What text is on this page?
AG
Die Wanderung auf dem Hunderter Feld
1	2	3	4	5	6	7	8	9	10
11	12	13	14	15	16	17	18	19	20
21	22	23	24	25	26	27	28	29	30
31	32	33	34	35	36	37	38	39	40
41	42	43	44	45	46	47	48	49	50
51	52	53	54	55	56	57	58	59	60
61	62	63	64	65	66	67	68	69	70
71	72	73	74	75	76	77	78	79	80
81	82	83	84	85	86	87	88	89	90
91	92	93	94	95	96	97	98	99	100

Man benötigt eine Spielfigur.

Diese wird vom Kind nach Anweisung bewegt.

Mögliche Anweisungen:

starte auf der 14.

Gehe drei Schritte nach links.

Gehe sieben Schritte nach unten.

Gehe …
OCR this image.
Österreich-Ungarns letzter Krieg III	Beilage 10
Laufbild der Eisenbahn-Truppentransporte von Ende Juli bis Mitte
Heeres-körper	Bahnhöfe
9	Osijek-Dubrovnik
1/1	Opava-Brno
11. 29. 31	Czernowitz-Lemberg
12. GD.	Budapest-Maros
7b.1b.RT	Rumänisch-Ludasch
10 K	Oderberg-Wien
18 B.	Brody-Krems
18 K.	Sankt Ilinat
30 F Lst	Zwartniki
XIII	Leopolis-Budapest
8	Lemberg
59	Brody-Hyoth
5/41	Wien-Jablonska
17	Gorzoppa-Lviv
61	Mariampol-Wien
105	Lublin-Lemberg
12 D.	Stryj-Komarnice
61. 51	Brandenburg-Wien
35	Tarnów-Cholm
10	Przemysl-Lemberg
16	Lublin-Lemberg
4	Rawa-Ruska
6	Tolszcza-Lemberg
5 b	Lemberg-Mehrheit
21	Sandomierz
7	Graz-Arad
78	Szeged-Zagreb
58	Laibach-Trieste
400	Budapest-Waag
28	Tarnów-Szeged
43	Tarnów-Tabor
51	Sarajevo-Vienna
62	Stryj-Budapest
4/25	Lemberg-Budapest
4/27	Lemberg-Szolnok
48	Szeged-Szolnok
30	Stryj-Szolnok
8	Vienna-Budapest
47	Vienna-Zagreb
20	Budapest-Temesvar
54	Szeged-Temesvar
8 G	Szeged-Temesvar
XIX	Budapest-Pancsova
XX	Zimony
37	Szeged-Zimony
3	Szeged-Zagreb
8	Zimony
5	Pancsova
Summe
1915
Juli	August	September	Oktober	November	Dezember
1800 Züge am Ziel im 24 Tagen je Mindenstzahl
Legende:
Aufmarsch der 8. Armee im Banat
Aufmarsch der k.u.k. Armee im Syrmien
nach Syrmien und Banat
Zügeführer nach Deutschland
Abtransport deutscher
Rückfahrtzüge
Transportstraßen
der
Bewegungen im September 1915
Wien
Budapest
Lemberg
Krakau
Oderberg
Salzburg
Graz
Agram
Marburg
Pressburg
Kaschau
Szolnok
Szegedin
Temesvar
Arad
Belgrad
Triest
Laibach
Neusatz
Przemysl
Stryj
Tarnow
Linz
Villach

^^^^

• THE EXERCISE:
Quote all of the entries exactly as they appear.

• RESULT FOR THIS EXERCISE:
What text is on this page?
AG
Die Wanderung auf dem Hunderter Feld
1	2	3	4	5	6	7	8	9	10
11	12	13	14	15	16	17	18	19	20
21	22	23	24	25	26	27	28	29	30
31	32	33	34	35	36	37	38	39	40
41	42	43	44	45	46	47	48	49	50
51	52	53	54	55	56	57	58	59	60
61	62	63	64	65	66	67	68	69	70
71	72	73	74	75	76	77	78	79	80
81	82	83	84	85	86	87	88	89	90
91	92	93	94	95	96	97	98	99	100

Man benötigt eine Spielfigur.

Diese wird vom Kind nach Anweisung bewegt.

Mögliche Anweisungen:

starte auf der 14.

Gehe drei Schritte nach links.

Gehe sieben Schritte nach unten.

Gehe …
OCR this image.
Österreich-Ungarns letzter Krieg III	Beilage 10
Laufbild der Eisenbahn-Truppentransporte von Ende Juli bis Mitte
Heeres-körper	Bahnhöfe
9	Osijek-Dubrovnik
1/1	Opava-Brno
11. 29. 31	Czernowitz-Lemberg
12. GD.	Budapest-Maros
7b.1b.RT	Rumänisch-Ludasch
10 K	Oderberg-Wien
18 B.	Brody-Krems
18 K.	Sankt Ilinat
30 F Lst	Zwartniki
XIII	Leopolis-Budapest
8	Lemberg
59	Brody-Hyoth
5/41	Wien-Jablonska
17	Gorzoppa-Lviv
61	Mariampol-Wien
105	Lublin-Lemberg
12 D.	Stryj-Komarnice
61. 51	Brandenburg-Wien
35	Tarnów-Cholm
10	Przemysl-Lemberg
16	Lublin-Lemberg
4	Rawa-Ruska
6	Tolszcza-Lemberg
5 b	Lemberg-Mehrheit
21	Sandomierz
7	Graz-Arad
78	Szeged-Zagreb
58	Laibach-Trieste
400	Budapest-Waag
28	Tarnów-Szeged
43	Tarnów-Tabor
51	Sarajevo-Vienna
62	Stryj-Budapest
4/25	Lemberg-Budapest
4/27	Lemberg-Szolnok
48	Szeged-Szolnok
30	Stryj-Szolnok
8	Vienna-Budapest
47	Vienna-Zagreb
20	Budapest-Temesvar
54	Szeged-Temesvar
8 G	Szeged-Temesvar
XIX	Budapest-Pancsova
XX	Zimony
37	Szeged-Zimony
3	Szeged-Zagreb
8	Zimony
5	Pancsova
Summe
1915
Juli	August	September	Oktober	November	Dezember
1800 Züge am Ziel im 24 Tagen je Mindenstzahl
Legende:
Aufmarsch der 8. Armee im Banat
Aufmarsch der k.u.k. Armee im Syrmien
nach Syrmien und Banat
Zügeführer nach Deutschland
Abtransport deutscher
Rückfahrtzüge
Transportstraßen
der
Bewegungen im September 1915
Wien
Budapest
Lemberg
Krakau
Oderberg
Salzburg
Graz
Agram
Marburg
Pressburg
Kaschau
Szolnok
Szegedin
Temesvar
Arad
Belgrad
Triest
Laibach
Neusatz
Przemysl
Stryj
Tarnow
Linz
Villach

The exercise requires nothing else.